Written problem: Set down the material once more, exactly as it appears.

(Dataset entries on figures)
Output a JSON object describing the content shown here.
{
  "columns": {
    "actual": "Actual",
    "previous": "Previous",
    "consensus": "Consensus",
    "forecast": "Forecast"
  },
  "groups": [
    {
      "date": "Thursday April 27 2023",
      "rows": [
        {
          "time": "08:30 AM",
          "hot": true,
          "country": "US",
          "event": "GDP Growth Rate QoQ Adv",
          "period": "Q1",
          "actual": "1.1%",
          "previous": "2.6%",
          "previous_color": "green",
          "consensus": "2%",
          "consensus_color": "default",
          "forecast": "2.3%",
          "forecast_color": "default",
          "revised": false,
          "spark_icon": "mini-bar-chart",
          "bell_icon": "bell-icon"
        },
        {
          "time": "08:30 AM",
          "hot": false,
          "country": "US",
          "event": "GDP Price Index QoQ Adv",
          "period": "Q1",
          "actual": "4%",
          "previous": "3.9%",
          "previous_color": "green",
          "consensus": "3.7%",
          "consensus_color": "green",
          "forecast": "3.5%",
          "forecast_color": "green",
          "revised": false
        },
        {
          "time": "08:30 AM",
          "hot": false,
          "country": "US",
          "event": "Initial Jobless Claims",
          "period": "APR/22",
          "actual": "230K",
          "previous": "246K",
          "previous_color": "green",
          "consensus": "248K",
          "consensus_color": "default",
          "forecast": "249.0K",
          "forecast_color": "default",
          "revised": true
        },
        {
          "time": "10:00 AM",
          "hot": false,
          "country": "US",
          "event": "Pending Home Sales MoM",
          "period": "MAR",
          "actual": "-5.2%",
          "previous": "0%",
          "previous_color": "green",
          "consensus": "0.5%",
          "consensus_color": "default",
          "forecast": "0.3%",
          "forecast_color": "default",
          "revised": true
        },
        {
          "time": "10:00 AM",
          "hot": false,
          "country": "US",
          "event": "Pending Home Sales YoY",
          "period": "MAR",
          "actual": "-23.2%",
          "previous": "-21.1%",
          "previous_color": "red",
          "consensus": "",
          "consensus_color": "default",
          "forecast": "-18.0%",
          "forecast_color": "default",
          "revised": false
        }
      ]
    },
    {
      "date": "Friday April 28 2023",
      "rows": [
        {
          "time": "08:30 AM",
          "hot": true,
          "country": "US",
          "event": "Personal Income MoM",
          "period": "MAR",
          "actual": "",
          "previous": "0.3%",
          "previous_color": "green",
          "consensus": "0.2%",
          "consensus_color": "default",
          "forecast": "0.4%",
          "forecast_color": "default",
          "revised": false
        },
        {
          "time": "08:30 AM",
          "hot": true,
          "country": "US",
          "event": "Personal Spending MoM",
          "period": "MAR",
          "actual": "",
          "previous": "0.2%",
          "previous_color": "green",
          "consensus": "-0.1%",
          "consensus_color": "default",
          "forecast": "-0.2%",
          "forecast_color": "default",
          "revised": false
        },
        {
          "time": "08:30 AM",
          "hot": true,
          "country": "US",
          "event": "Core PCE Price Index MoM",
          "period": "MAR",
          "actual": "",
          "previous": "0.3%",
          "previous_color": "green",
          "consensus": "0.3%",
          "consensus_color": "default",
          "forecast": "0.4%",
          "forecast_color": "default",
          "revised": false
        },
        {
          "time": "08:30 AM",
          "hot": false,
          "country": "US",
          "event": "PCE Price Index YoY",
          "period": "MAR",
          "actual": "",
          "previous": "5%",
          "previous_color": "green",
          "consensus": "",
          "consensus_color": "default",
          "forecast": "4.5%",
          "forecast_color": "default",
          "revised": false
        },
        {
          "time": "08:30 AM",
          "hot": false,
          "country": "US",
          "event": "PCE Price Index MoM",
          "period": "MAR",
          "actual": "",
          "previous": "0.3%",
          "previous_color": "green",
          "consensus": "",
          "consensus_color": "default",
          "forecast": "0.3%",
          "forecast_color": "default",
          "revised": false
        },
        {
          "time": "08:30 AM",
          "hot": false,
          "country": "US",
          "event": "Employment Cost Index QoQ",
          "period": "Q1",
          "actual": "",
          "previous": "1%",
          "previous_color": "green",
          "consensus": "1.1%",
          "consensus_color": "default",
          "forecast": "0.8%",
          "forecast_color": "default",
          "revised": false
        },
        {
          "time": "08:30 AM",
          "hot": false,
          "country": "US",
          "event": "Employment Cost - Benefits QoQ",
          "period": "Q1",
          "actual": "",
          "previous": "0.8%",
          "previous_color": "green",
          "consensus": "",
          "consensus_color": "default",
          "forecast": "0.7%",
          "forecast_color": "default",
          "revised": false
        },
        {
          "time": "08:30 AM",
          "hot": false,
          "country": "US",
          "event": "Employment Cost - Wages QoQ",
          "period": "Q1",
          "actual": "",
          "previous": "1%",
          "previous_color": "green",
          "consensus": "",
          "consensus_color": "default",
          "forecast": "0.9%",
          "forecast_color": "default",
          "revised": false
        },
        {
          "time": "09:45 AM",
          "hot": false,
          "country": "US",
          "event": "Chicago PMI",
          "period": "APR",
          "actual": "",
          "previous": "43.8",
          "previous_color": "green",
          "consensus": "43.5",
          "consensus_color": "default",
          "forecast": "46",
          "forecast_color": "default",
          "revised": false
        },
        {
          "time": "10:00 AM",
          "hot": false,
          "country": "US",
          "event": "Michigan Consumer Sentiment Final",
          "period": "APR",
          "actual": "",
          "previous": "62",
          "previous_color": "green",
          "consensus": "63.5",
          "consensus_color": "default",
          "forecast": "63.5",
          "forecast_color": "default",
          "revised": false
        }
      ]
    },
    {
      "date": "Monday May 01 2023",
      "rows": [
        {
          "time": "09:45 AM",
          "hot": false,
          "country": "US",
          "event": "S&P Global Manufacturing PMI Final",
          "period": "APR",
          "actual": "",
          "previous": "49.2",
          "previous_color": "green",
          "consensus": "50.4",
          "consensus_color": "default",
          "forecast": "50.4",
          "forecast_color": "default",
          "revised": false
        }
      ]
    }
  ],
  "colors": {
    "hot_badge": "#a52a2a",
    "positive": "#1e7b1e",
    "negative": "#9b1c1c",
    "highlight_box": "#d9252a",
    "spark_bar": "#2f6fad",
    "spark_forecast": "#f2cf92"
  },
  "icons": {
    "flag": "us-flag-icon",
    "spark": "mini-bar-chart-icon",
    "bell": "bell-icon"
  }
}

Task answer:
Output a JSON object describing the content shown here.
{
  "columns": {
    "actual": "Actual",
    "previous": "Previous",
    "consensus": "Consensus",
    "forecast": "Forecast"
  },
  "groups": [
    {
      "date": "Thursday April 27 2023",
      "rows": [
        {
          "time": "08:30 AM",
          "hot": true,
          "country": "US",
          "event": "GDP Growth Rate QoQ Adv",
          "period": "Q1",
          "actual": "1.1%",
          "previous": "2.6%",
          "previous_color": "green",
          "consensus": "2%",
          "consensus_color": "default",
          "forecast": "2.3%",
          "forecast_color": "default",
          "revised": false,
          "spark_icon": "mini-bar-chart",
          "bell_icon": "bell-icon"
        },
        {
          "time": "08:30 AM",
          "hot": false,
          "country": "US",
          "event": "GDP Price Index QoQ Adv",
          "period": "Q1",
          "actual": "4%",
          "previous": "3.9%",
          "previous_color": "green",
          "consensus": "3.7%",
          "consensus_color": "green",
          "forecast": "3.5%",
          "forecast_color": "green",
          "revised": false
        },
        {
          "time": "08:30 AM",
          "hot": false,
          "country": "US",
          "event": "Initial Jobless Claims",
          "period": "APR/22",
          "actual": "230K",
          "previous": "246K",
          "previous_color": "green",
          "consensus": "248K",
          "consensus_color": "default",
          "forecast": "249.0K",
          "forecast_color": "default",
          "revised": true
        },
        {
          "time": "10:00 AM",
          "hot": false,
          "country": "US",
          "event": "Pending Home Sales MoM",
          "period": "MAR",
          "actual": "-5.2%",
          "previous": "0%",
          "previous_color": "green",
          "consensus": "0.5%",
          "consensus_color": "default",
          "forecast": "0.3%",
          "forecast_color": "default",
          "revised": true
        },
        {
          "time": "10:00 AM",
          "hot": false,
          "country": "US",
          "event": "Pending Home Sales YoY",
          "period": "MAR",
          "actual": "-23.2%",
          "previous": "-21.1%",
          "previous_color": "red",
          "consensus": "",
          "consensus_color": "default",
          "forecast": "-18.0%",
          "forecast_color": "default",
          "revised": false
        }
      ]
    },
    {
      "date": "Friday April 28 2023",
      "rows": [
        {
          "time": "08:30 AM",
          "hot": true,
          "country": "US",
          "event": "Personal Income MoM",
          "period": "MAR",
          "actual": "",
          "previous": "0.3%",
          "previous_color": "green",
          "consensus": "0.2%",
          "consensus_color": "default",
          "forecast": "0.4%",
          "forecast_color": "default",
          "revised": false
        },
        {
          "time": "08:30 AM",
          "hot": true,
          "country": "US",
          "event": "Personal Spending MoM",
          "period": "MAR",
          "actual": "",
          "previous": "0.2%",
          "previous_color": "green",
          "consensus": "-0.1%",
          "consensus_color": "default",
          "forecast": "-0.2%",
          "forecast_color": "default",
          "revised": false
        },
        {
          "time": "08:30 AM",
          "hot": true,
          "country": "US",
          "event": "Core PCE Price Index MoM",
          "period": "MAR",
          "actual": "",
          "previous": "0.3%",
          "previous_color": "green",
          "consensus": "0.3%",
          "consensus_color": "default",
          "forecast": "0.4%",
          "forecast_color": "default",
          "revised": false
        },
        {
          "time": "08:30 AM",
          "hot": false,
          "country": "US",
          "event": "PCE Price Index YoY",
          "period": "MAR",
          "actual": "",
          "previous": "5%",
          "previous_color": "green",
          "consensus": "",
          "consensus_color": "default",
          "forecast": "4.5%",
          "forecast_color": "default",
          "revised": false
        },
        {
          "time": "08:30 AM",
          "hot": false,
          "country": "US",
          "event": "PCE Price Index MoM",
          "period": "MAR",
          "actual": "",
          "previous": "0.3%",
          "previous_color": "green",
          "consensus": "",
          "consensus_color": "default",
          "forecast": "0.3%",
          "forecast_color": "default",
          "revised": false
        },
        {
          "time": "08:30 AM",
          "hot": false,
          "country": "US",
          "event": "Employment Cost Index QoQ",
          "period": "Q1",
          "actual": "",
          "previous": "1%",
          "previous_color": "green",
          "consensus": "1.1%",
          "consensus_color": "default",
          "forecast": "0.8%",
          "forecast_color": "default",
          "revised": false
        },
        {
          "time": "08:30 AM",
          "hot": false,
          "country": "US",
          "event": "Employment Cost - Benefits QoQ",
          "period": "Q1",
          "actual": "",
          "previous": "0.8%",
          "previous_color": "green",
          "consensus": "",
          "consensus_color": "default",
          "forecast": "0.7%",
          "forecast_color": "default",
          "revised": false
        },
        {
          "time": "08:30 AM",
          "hot": false,
          "country": "US",
          "event": "Employment Cost - Wages QoQ",
          "period": "Q1",
          "actual": "",
          "previous": "1%",
          "previous_color": "green",
          "consensus": "",
          "consensus_color": "default",
          "forecast": "0.9%",
          "forecast_color": "default",
          "revised": false
        },
        {
          "time": "09:45 AM",
          "hot": false,
          "country": "US",
          "event": "Chicago PMI",
          "period": "APR",
          "actual": "",
          "previous": "43.8",
          "previous_color": "green",
          "consensus": "43.5",
          "consensus_color": "default",
          "forecast": "46",
          "forecast_color": "default",
          "revised": false
        },
        {
          "time": "10:00 AM",
          "hot": false,
          "country": "US",
          "event": "Michigan Consumer Sentiment Final",
          "period": "APR",
          "actual": "",
          "previous": "62",
          "previous_color": "green",
          "consensus": "63.5",
          "consensus_color": "default",
          "forecast": "63.5",
          "forecast_color": "default",
          "revised": false
        }
      ]
    },
    {
      "date": "Monday May 01 2023",
      "rows": [
        {
          "time": "09:45 AM",
          "hot": false,
          "country": "US",
          "event": "S&P Global Manufacturing PMI Final",
          "period": "APR",
          "actual": "",
          "previous": "49.2",
          "previous_color": "green",
          "consensus": "50.4",
          "consensus_color": "default",
          "forecast": "50.4",
          "forecast_color": "default",
          "revised": false
        }
      ]
    }
  ],
  "colors": {
    "hot_badge": "#a52a2a",
    "positive": "#1e7b1e",
    "negative": "#9b1c1c",
    "highlight_box": "#d9252a",
    "spark_bar": "#2f6fad",
    "spark_forecast": "#f2cf92"
  },
  "icons": {
    "flag": "us-flag-icon",
    "spark": "mini-bar-chart-icon",
    "bell": "bell-icon"
  }
}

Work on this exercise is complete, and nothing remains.